— Start of The records —

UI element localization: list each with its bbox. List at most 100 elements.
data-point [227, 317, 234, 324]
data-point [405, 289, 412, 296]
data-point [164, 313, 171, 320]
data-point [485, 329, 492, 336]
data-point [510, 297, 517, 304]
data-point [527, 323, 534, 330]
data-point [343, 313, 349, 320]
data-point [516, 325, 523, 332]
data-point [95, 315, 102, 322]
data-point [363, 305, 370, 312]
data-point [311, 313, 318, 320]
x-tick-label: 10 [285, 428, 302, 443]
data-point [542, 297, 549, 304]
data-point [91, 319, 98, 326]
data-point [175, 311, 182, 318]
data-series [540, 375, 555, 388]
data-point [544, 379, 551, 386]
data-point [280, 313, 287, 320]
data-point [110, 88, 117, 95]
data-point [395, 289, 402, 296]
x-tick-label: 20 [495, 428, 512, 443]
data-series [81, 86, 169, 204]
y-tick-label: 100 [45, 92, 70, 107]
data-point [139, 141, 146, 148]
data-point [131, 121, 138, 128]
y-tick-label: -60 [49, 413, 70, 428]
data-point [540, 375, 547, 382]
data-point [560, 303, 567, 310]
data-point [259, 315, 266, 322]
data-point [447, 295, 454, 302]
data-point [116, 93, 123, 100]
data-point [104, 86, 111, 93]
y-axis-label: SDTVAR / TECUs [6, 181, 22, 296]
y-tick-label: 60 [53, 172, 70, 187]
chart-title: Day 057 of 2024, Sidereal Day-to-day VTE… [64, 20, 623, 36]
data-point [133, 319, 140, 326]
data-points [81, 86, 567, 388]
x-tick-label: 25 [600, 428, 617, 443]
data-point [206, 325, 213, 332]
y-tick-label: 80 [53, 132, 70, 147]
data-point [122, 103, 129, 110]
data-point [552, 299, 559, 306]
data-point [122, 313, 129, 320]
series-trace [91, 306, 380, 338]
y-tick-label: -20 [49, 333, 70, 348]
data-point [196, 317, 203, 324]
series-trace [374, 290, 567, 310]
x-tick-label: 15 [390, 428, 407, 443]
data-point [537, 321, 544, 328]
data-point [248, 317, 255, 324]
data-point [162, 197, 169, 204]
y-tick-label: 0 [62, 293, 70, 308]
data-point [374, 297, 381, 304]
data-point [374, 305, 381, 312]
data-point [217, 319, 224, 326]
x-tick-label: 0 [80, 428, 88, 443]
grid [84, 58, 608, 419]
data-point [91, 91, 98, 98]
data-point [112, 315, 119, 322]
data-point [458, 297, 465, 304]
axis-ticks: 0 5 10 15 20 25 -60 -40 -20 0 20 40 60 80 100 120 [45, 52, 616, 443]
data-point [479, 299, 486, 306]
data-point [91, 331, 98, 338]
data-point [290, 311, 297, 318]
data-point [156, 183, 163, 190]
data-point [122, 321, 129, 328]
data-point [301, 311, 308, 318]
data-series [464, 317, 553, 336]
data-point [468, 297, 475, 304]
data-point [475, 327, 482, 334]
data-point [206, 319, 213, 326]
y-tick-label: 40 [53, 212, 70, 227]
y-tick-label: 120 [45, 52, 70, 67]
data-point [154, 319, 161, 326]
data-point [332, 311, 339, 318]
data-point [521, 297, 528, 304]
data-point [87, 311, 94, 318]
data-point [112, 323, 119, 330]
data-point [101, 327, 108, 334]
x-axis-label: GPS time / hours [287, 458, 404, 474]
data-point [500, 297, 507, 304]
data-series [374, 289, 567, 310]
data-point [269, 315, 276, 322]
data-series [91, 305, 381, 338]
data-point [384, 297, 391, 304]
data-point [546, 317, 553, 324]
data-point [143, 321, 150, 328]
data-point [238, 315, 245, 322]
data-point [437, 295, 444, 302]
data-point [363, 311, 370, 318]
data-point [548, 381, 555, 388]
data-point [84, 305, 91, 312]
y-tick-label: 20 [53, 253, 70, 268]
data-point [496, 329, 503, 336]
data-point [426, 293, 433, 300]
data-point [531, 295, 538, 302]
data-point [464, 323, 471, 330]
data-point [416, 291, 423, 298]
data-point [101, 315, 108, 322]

— End of The records —

* **Your objective**
Rewrite everything from the start of the records down to the line containing "data-point [516, 325, 523, 332]", replacing "bbox" with "bounding box" and changing nothing else.

* **Solution**
UI element localization: list each with its bounding box. List at most 100 elements.
data-point [227, 317, 234, 324]
data-point [405, 289, 412, 296]
data-point [164, 313, 171, 320]
data-point [485, 329, 492, 336]
data-point [510, 297, 517, 304]
data-point [527, 323, 534, 330]
data-point [343, 313, 349, 320]
data-point [516, 325, 523, 332]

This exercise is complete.